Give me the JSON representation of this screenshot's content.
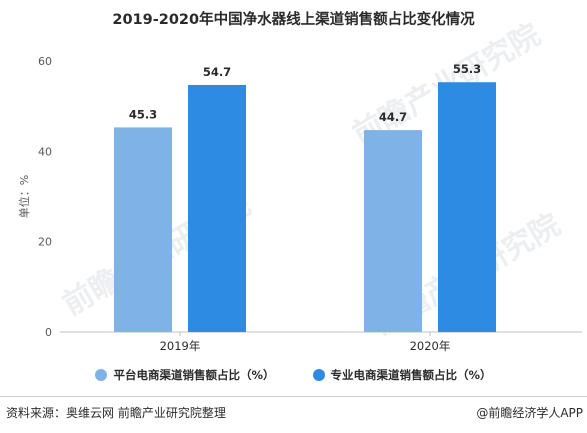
{
  "chart_data": {
    "type": "bar",
    "title": "2019-2020年中国净水器线上渠道销售额占比变化情况",
    "ylabel": "单位：%",
    "ylim": [
      0,
      60
    ],
    "yticks": [
      0,
      20,
      40,
      60
    ],
    "categories": [
      "2019年",
      "2020年"
    ],
    "series": [
      {
        "name": "平台电商渠道销售额占比（%）",
        "values": [
          45.3,
          44.7
        ],
        "color": "#7fb3e8"
      },
      {
        "name": "专业电商渠道销售额占比（%）",
        "values": [
          54.7,
          55.3
        ],
        "color": "#2e8be3"
      }
    ],
    "data_labels": [
      "45.3",
      "54.7",
      "44.7",
      "55.3"
    ],
    "grid": false,
    "legend": "bottom-center"
  },
  "footer": {
    "source": "资料来源：奥维云网 前瞻产业研究院整理",
    "brand": "@前瞻经济学人APP"
  },
  "watermark": {
    "text": "前瞻产业研究院"
  },
  "icons": {
    "legend_marker": "circle-dot"
  }
}
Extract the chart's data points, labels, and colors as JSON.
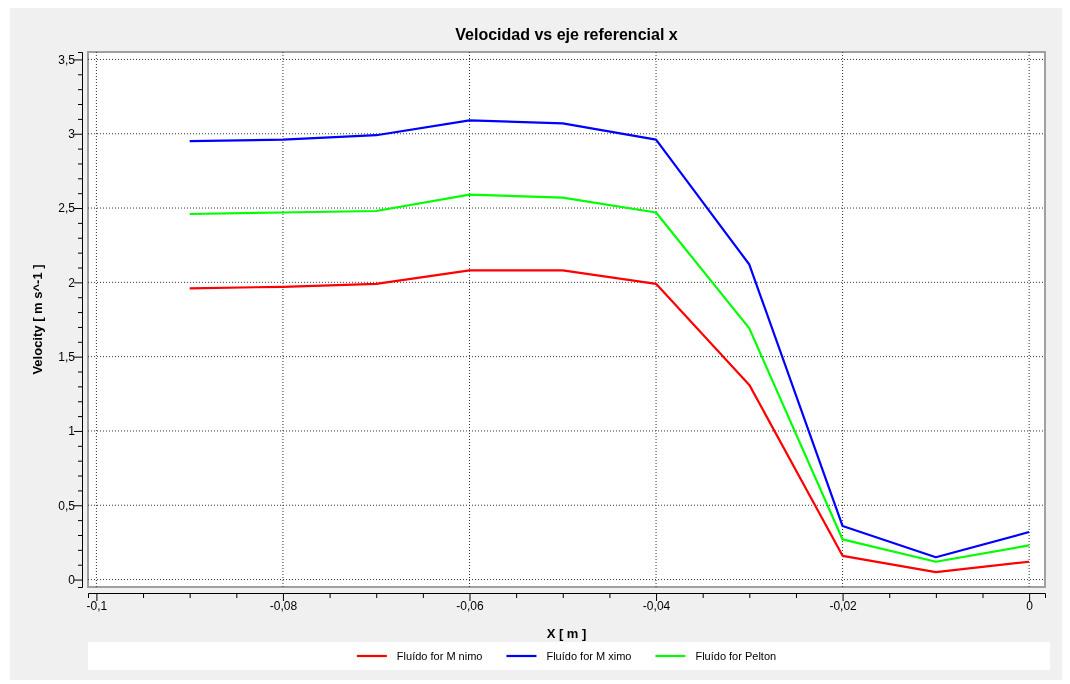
{
  "chart_data": {
    "type": "line",
    "title": "Velocidad vs eje referencial x",
    "xlabel": "X [ m ]",
    "ylabel": "Velocity [ m s^-1 ]",
    "x": [
      -0.09,
      -0.08,
      -0.07,
      -0.06,
      -0.05,
      -0.04,
      -0.03,
      -0.02,
      -0.01,
      0
    ],
    "series": [
      {
        "name": "Fluído for M nimo",
        "color": "#ff0000",
        "values": [
          1.96,
          1.97,
          1.99,
          2.08,
          2.08,
          1.99,
          1.31,
          0.16,
          0.05,
          0.12
        ]
      },
      {
        "name": "Fluído for M ximo",
        "color": "#0000ff",
        "values": [
          2.95,
          2.96,
          2.99,
          3.09,
          3.07,
          2.96,
          2.12,
          0.36,
          0.15,
          0.32
        ]
      },
      {
        "name": "Fluído for Pelton",
        "color": "#00ff00",
        "values": [
          2.46,
          2.47,
          2.48,
          2.59,
          2.57,
          2.47,
          1.69,
          0.27,
          0.12,
          0.23
        ]
      }
    ],
    "xlim": [
      -0.1009,
      0.0017
    ],
    "ylim": [
      -0.05,
      3.55
    ],
    "xticks": [
      {
        "value": -0.1,
        "label": "-0,1"
      },
      {
        "value": -0.095,
        "label": null
      },
      {
        "value": -0.09,
        "label": null
      },
      {
        "value": -0.085,
        "label": null
      },
      {
        "value": -0.08,
        "label": "-0,08"
      },
      {
        "value": -0.075,
        "label": null
      },
      {
        "value": -0.07,
        "label": null
      },
      {
        "value": -0.065,
        "label": null
      },
      {
        "value": -0.06,
        "label": "-0,06"
      },
      {
        "value": -0.055,
        "label": null
      },
      {
        "value": -0.05,
        "label": null
      },
      {
        "value": -0.045,
        "label": null
      },
      {
        "value": -0.04,
        "label": "-0,04"
      },
      {
        "value": -0.035,
        "label": null
      },
      {
        "value": -0.03,
        "label": null
      },
      {
        "value": -0.025,
        "label": null
      },
      {
        "value": -0.02,
        "label": "-0,02"
      },
      {
        "value": -0.015,
        "label": null
      },
      {
        "value": -0.01,
        "label": null
      },
      {
        "value": -0.005,
        "label": null
      },
      {
        "value": 0,
        "label": "0"
      }
    ],
    "yticks": [
      {
        "value": 0,
        "label": "0"
      },
      {
        "value": 0.1,
        "label": null
      },
      {
        "value": 0.2,
        "label": null
      },
      {
        "value": 0.3,
        "label": null
      },
      {
        "value": 0.4,
        "label": null
      },
      {
        "value": 0.5,
        "label": "0,5"
      },
      {
        "value": 0.6,
        "label": null
      },
      {
        "value": 0.7,
        "label": null
      },
      {
        "value": 0.8,
        "label": null
      },
      {
        "value": 0.9,
        "label": null
      },
      {
        "value": 1,
        "label": "1"
      },
      {
        "value": 1.1,
        "label": null
      },
      {
        "value": 1.2,
        "label": null
      },
      {
        "value": 1.3,
        "label": null
      },
      {
        "value": 1.4,
        "label": null
      },
      {
        "value": 1.5,
        "label": "1,5"
      },
      {
        "value": 1.6,
        "label": null
      },
      {
        "value": 1.7,
        "label": null
      },
      {
        "value": 1.8,
        "label": null
      },
      {
        "value": 1.9,
        "label": null
      },
      {
        "value": 2,
        "label": "2"
      },
      {
        "value": 2.1,
        "label": null
      },
      {
        "value": 2.2,
        "label": null
      },
      {
        "value": 2.3,
        "label": null
      },
      {
        "value": 2.4,
        "label": null
      },
      {
        "value": 2.5,
        "label": "2,5"
      },
      {
        "value": 2.6,
        "label": null
      },
      {
        "value": 2.7,
        "label": null
      },
      {
        "value": 2.8,
        "label": null
      },
      {
        "value": 2.9,
        "label": null
      },
      {
        "value": 3,
        "label": "3"
      },
      {
        "value": 3.1,
        "label": null
      },
      {
        "value": 3.2,
        "label": null
      },
      {
        "value": 3.3,
        "label": null
      },
      {
        "value": 3.4,
        "label": null
      },
      {
        "value": 3.5,
        "label": "3,5"
      }
    ],
    "grid": true,
    "legend": "bottom",
    "marker": "none",
    "line_style": "solid"
  }
}
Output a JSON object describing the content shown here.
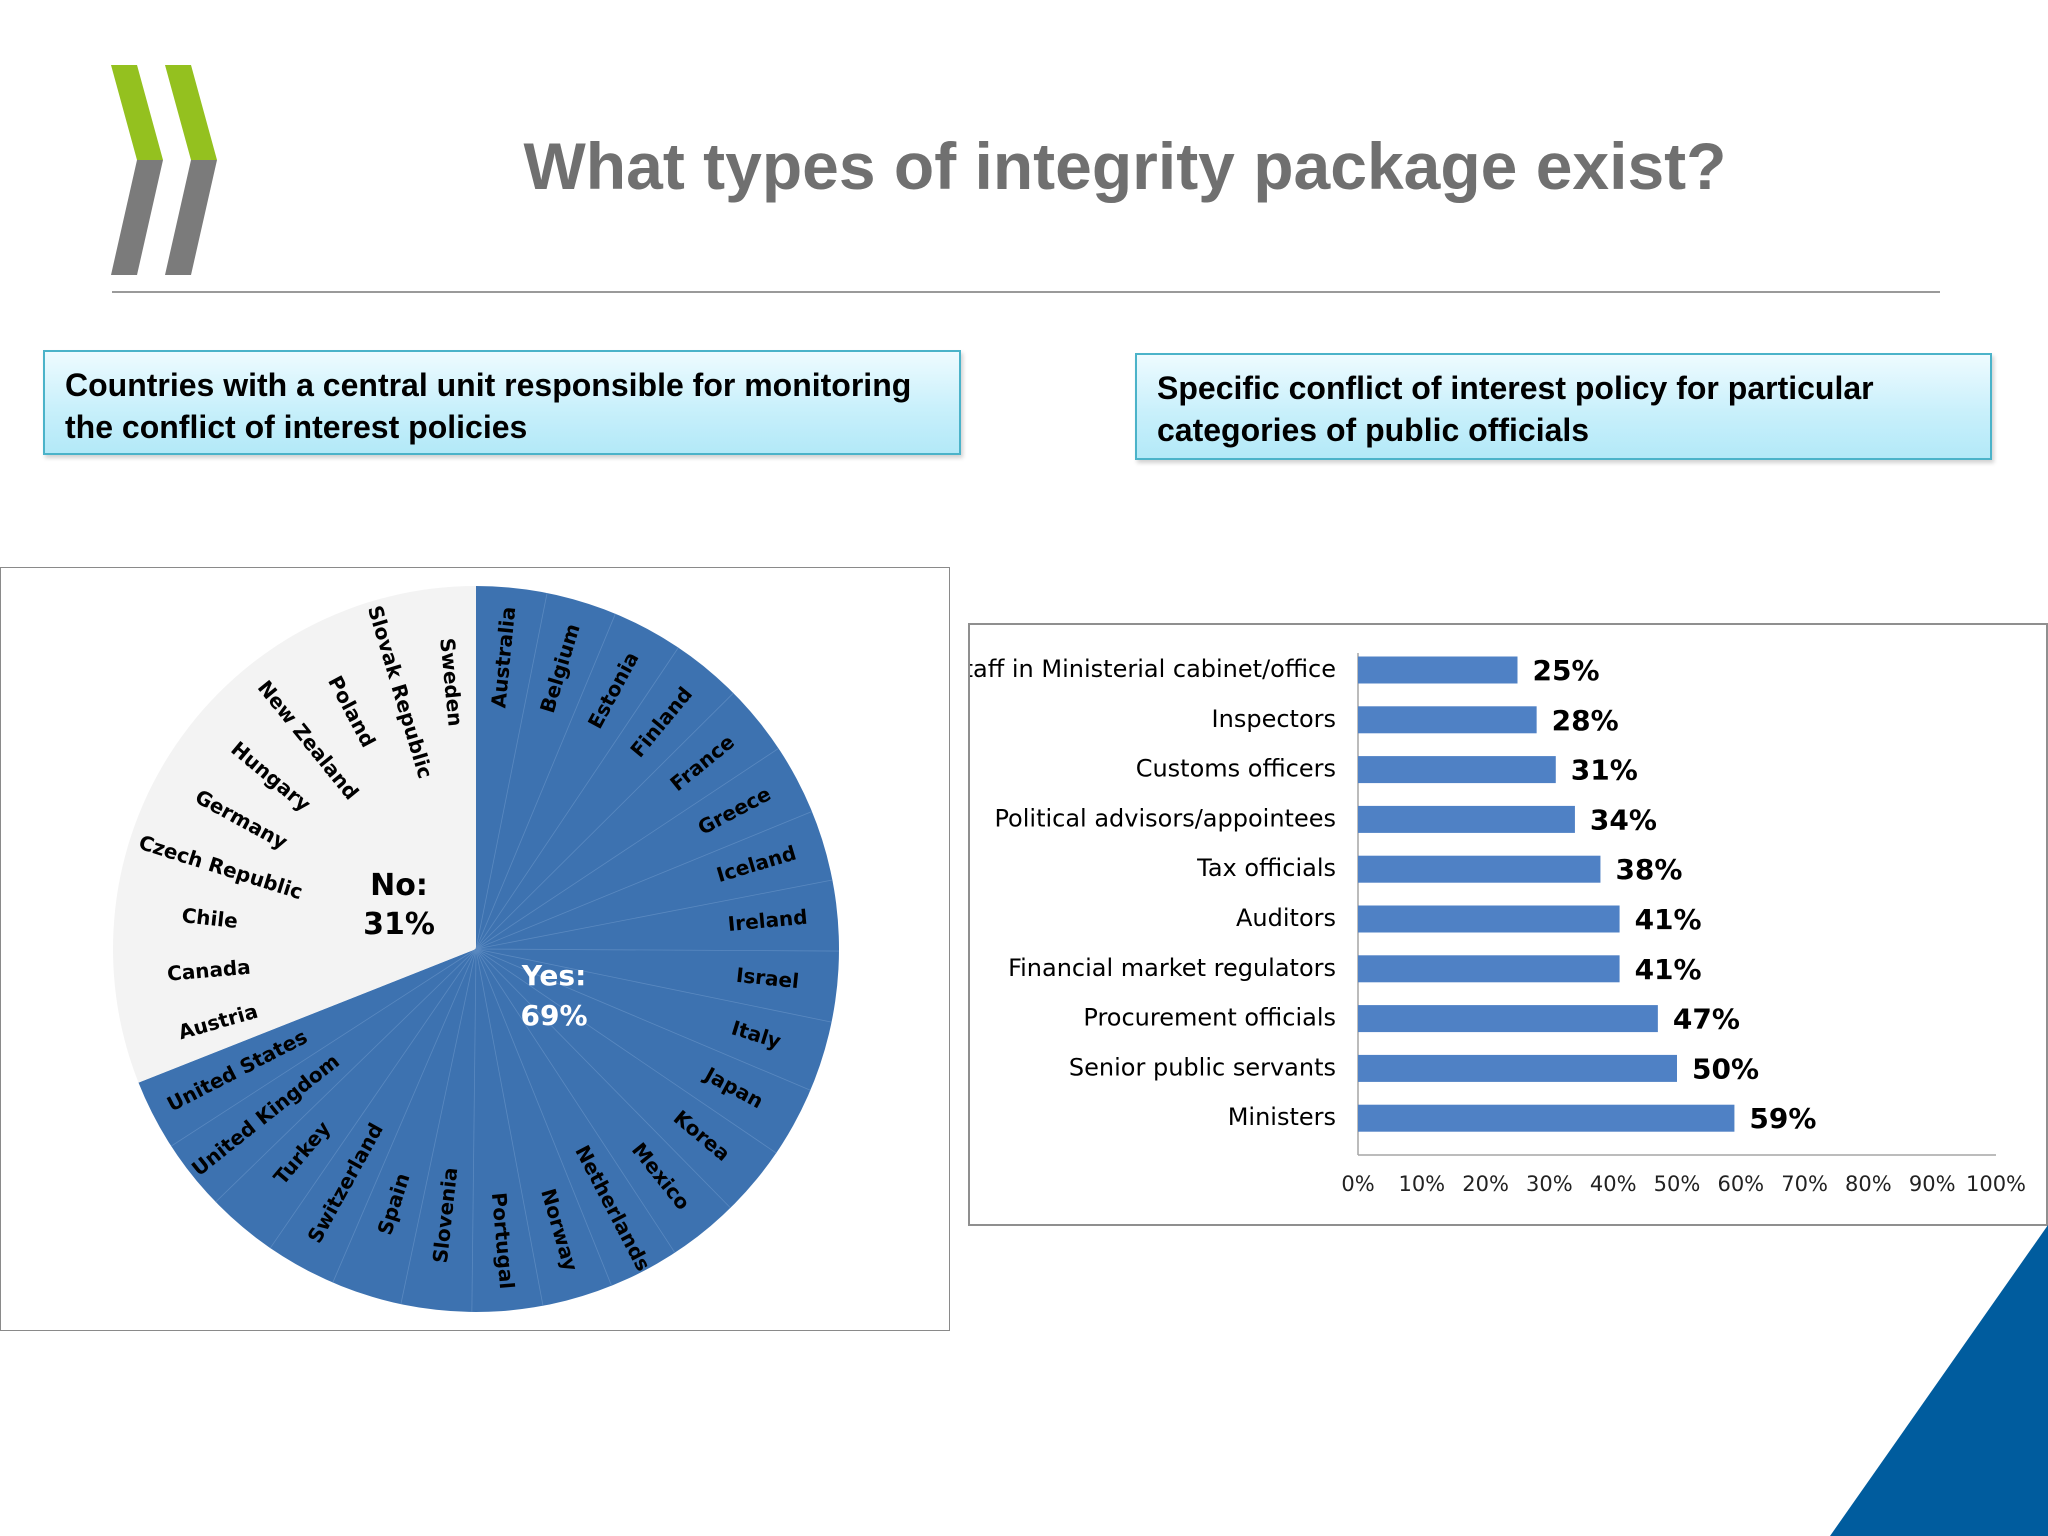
{
  "slide": {
    "title": "What types of integrity package exist?",
    "callout_left": "Countries with a central unit responsible for monitoring the conflict of interest policies",
    "callout_right": "Specific conflict of interest policy for particular categories of public officials",
    "colors": {
      "accent_blue": "#3d72b0",
      "bar_blue": "#4f81c5",
      "logo_green": "#94c11f",
      "logo_gray": "#7b7b7b",
      "corner_blue": "#005c9e"
    }
  },
  "chart_data": [
    {
      "type": "pie",
      "slices": [
        {
          "label": "Yes:",
          "pct_label": "69%",
          "value": 69
        },
        {
          "label": "No:",
          "pct_label": "31%",
          "value": 31
        }
      ],
      "yes_countries": [
        "Australia",
        "Belgium",
        "Estonia",
        "Finland",
        "France",
        "Greece",
        "Iceland",
        "Ireland",
        "Israel",
        "Italy",
        "Japan",
        "Korea",
        "Mexico",
        "Netherlands",
        "Norway",
        "Portugal",
        "Slovenia",
        "Spain",
        "Switzerland",
        "Turkey",
        "United Kingdom",
        "United States"
      ],
      "no_countries": [
        "Austria",
        "Canada",
        "Chile",
        "Czech Republic",
        "Germany",
        "Hungary",
        "New Zealand",
        "Poland",
        "Slovak Republic",
        "Sweden"
      ]
    },
    {
      "type": "bar",
      "orientation": "horizontal",
      "categories": [
        "Staff in Ministerial cabinet/office",
        "Inspectors",
        "Customs officers",
        "Political advisors/appointees",
        "Tax officials",
        "Auditors",
        "Financial market regulators",
        "Procurement officials",
        "Senior public servants",
        "Ministers"
      ],
      "values": [
        25,
        28,
        31,
        34,
        38,
        41,
        41,
        47,
        50,
        59
      ],
      "value_labels": [
        "25%",
        "28%",
        "31%",
        "34%",
        "38%",
        "41%",
        "41%",
        "47%",
        "50%",
        "59%"
      ],
      "xlim": [
        0,
        100
      ],
      "xticks": [
        "0%",
        "10%",
        "20%",
        "30%",
        "40%",
        "50%",
        "60%",
        "70%",
        "80%",
        "90%",
        "100%"
      ],
      "grid": false
    }
  ]
}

- Stated goal: Return each line with "content".

- Complete answer:
Give me the JSON representation of this screenshot's content.
Output a JSON object describing the content shown here.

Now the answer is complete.